Figure content listings
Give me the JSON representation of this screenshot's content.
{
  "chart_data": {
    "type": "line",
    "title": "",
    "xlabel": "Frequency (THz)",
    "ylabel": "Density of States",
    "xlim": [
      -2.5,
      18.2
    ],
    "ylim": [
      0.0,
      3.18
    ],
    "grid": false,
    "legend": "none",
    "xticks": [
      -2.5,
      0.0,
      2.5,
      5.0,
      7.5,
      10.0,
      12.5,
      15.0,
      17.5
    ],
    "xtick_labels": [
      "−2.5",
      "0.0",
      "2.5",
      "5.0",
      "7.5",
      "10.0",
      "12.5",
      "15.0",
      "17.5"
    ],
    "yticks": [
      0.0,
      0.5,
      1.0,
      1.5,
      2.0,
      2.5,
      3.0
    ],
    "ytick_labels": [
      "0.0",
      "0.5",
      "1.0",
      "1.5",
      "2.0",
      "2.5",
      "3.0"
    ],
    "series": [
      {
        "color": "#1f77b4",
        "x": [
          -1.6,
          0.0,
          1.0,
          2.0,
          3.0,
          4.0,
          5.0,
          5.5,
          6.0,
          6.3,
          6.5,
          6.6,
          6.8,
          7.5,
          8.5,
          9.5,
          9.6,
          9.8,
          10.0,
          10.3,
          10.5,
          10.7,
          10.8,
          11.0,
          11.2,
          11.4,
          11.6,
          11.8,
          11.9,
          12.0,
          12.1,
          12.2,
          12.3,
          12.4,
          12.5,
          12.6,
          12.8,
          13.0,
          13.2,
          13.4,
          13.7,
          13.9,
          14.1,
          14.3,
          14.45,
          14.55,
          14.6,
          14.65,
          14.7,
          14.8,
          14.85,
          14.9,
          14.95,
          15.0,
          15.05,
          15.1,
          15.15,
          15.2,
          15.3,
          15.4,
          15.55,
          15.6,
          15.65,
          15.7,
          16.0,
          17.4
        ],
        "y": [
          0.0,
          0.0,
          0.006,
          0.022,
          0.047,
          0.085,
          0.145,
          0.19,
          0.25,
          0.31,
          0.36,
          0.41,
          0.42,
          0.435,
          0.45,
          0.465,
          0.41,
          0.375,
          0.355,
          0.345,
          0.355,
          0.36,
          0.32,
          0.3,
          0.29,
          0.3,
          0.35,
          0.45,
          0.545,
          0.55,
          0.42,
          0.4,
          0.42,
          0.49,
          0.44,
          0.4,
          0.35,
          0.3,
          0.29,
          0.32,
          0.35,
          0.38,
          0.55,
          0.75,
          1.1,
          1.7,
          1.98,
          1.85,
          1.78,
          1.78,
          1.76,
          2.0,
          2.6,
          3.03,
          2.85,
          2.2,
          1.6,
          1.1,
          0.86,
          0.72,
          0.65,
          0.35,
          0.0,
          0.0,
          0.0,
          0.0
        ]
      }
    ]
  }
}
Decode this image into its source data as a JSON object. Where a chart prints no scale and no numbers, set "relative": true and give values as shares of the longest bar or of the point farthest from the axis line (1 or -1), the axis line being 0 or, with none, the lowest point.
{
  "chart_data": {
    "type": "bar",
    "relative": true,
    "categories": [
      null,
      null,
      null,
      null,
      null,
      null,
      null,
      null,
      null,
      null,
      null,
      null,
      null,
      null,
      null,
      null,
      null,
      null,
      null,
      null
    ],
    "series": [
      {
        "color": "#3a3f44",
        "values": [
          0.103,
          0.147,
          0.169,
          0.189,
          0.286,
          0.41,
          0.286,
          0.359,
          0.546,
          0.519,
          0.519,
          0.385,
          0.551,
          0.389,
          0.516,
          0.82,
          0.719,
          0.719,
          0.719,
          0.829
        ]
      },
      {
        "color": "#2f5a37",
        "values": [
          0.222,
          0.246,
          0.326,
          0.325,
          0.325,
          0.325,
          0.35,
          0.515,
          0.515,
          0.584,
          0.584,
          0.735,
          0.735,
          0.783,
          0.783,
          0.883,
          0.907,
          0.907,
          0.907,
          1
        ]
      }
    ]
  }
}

> _WHAT TO DO_:
Which lines hold the word "true"? Copy every one of them.

> _CORRECT RESPONSE_:
Decode this image into its source data as a JSON object. Where a chart prints no scale and no numbers, set "relative": true and give values as shares of the longest bar or of the point farthest from the axis line (1 or -1), the axis line being 0 or, with none, the lowest point.
    "relative": true,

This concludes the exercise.